YOUR TASK - Omit every picture and return the rest of the data unaltered.

* Begin INFORMATION PROVIDED *

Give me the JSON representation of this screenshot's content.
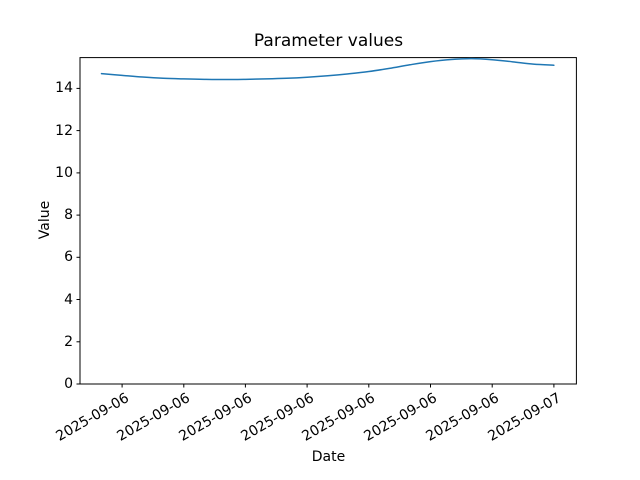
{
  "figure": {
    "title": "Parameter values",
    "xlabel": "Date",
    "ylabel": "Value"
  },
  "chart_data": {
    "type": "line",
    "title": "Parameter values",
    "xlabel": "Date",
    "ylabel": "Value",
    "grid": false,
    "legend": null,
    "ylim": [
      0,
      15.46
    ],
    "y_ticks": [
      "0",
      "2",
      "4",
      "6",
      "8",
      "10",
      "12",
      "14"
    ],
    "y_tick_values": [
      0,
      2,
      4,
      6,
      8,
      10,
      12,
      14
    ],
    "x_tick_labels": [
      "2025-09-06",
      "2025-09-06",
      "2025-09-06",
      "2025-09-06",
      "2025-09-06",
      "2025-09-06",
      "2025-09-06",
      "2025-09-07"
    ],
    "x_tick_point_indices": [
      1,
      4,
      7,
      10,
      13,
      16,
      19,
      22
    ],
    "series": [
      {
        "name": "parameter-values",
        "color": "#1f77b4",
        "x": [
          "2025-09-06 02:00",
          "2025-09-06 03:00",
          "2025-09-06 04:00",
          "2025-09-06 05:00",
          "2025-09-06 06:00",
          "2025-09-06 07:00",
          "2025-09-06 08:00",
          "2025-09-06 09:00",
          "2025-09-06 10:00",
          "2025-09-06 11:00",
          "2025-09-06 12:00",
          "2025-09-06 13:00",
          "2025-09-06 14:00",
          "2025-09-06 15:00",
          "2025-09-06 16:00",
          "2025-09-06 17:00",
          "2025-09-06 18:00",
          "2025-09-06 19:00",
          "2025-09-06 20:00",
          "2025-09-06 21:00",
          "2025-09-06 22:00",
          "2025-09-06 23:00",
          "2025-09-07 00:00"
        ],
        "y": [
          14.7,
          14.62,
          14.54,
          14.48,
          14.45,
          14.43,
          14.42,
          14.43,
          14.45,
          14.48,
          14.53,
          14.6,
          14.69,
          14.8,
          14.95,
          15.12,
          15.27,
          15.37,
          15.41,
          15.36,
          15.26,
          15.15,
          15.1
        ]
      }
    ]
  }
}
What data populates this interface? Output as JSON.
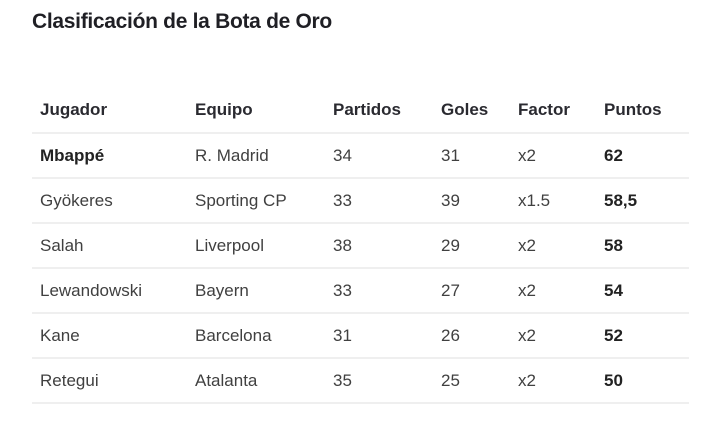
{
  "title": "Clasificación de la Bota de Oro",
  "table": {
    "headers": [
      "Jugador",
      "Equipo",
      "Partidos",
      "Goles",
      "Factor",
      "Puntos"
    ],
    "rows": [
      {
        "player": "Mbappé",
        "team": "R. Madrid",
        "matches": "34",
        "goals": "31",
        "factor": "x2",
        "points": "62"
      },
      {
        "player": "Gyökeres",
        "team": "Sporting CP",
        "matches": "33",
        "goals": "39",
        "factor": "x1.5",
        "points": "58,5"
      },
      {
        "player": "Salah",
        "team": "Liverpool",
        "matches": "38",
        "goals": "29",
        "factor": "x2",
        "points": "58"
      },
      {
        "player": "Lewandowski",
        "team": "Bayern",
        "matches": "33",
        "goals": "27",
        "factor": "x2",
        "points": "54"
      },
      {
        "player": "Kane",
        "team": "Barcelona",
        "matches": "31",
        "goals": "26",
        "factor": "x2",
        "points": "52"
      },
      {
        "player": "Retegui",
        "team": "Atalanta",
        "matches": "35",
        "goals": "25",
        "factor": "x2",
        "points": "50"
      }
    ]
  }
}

* End INFORMATION PROVIDED *

WRITTEN SOLUTION -
Give me the JSON representation of this screenshot's content.
{
  "figure": {
    "title": "Parameter values",
    "xlabel": "Date",
    "ylabel": "Value"
  },
  "chart_data": {
    "type": "line",
    "title": "Parameter values",
    "xlabel": "Date",
    "ylabel": "Value",
    "grid": false,
    "legend": null,
    "ylim": [
      0,
      15.46
    ],
    "y_ticks": [
      "0",
      "2",
      "4",
      "6",
      "8",
      "10",
      "12",
      "14"
    ],
    "y_tick_values": [
      0,
      2,
      4,
      6,
      8,
      10,
      12,
      14
    ],
    "x_tick_labels": [
      "2025-09-06",
      "2025-09-06",
      "2025-09-06",
      "2025-09-06",
      "2025-09-06",
      "2025-09-06",
      "2025-09-06",
      "2025-09-07"
    ],
    "x_tick_point_indices": [
      1,
      4,
      7,
      10,
      13,
      16,
      19,
      22
    ],
    "series": [
      {
        "name": "parameter-values",
        "color": "#1f77b4",
        "x": [
          "2025-09-06 02:00",
          "2025-09-06 03:00",
          "2025-09-06 04:00",
          "2025-09-06 05:00",
          "2025-09-06 06:00",
          "2025-09-06 07:00",
          "2025-09-06 08:00",
          "2025-09-06 09:00",
          "2025-09-06 10:00",
          "2025-09-06 11:00",
          "2025-09-06 12:00",
          "2025-09-06 13:00",
          "2025-09-06 14:00",
          "2025-09-06 15:00",
          "2025-09-06 16:00",
          "2025-09-06 17:00",
          "2025-09-06 18:00",
          "2025-09-06 19:00",
          "2025-09-06 20:00",
          "2025-09-06 21:00",
          "2025-09-06 22:00",
          "2025-09-06 23:00",
          "2025-09-07 00:00"
        ],
        "y": [
          14.7,
          14.62,
          14.54,
          14.48,
          14.45,
          14.43,
          14.42,
          14.43,
          14.45,
          14.48,
          14.53,
          14.6,
          14.69,
          14.8,
          14.95,
          15.12,
          15.27,
          15.37,
          15.41,
          15.36,
          15.26,
          15.15,
          15.1
        ]
      }
    ]
  }
}
What data populates this interface? Output as JSON.
{
  "title": "Clasificación de la Bota de Oro",
  "table": {
    "headers": [
      "Jugador",
      "Equipo",
      "Partidos",
      "Goles",
      "Factor",
      "Puntos"
    ],
    "rows": [
      {
        "player": "Mbappé",
        "team": "R. Madrid",
        "matches": "34",
        "goals": "31",
        "factor": "x2",
        "points": "62"
      },
      {
        "player": "Gyökeres",
        "team": "Sporting CP",
        "matches": "33",
        "goals": "39",
        "factor": "x1.5",
        "points": "58,5"
      },
      {
        "player": "Salah",
        "team": "Liverpool",
        "matches": "38",
        "goals": "29",
        "factor": "x2",
        "points": "58"
      },
      {
        "player": "Lewandowski",
        "team": "Bayern",
        "matches": "33",
        "goals": "27",
        "factor": "x2",
        "points": "54"
      },
      {
        "player": "Kane",
        "team": "Barcelona",
        "matches": "31",
        "goals": "26",
        "factor": "x2",
        "points": "52"
      },
      {
        "player": "Retegui",
        "team": "Atalanta",
        "matches": "35",
        "goals": "25",
        "factor": "x2",
        "points": "50"
      }
    ]
  }
}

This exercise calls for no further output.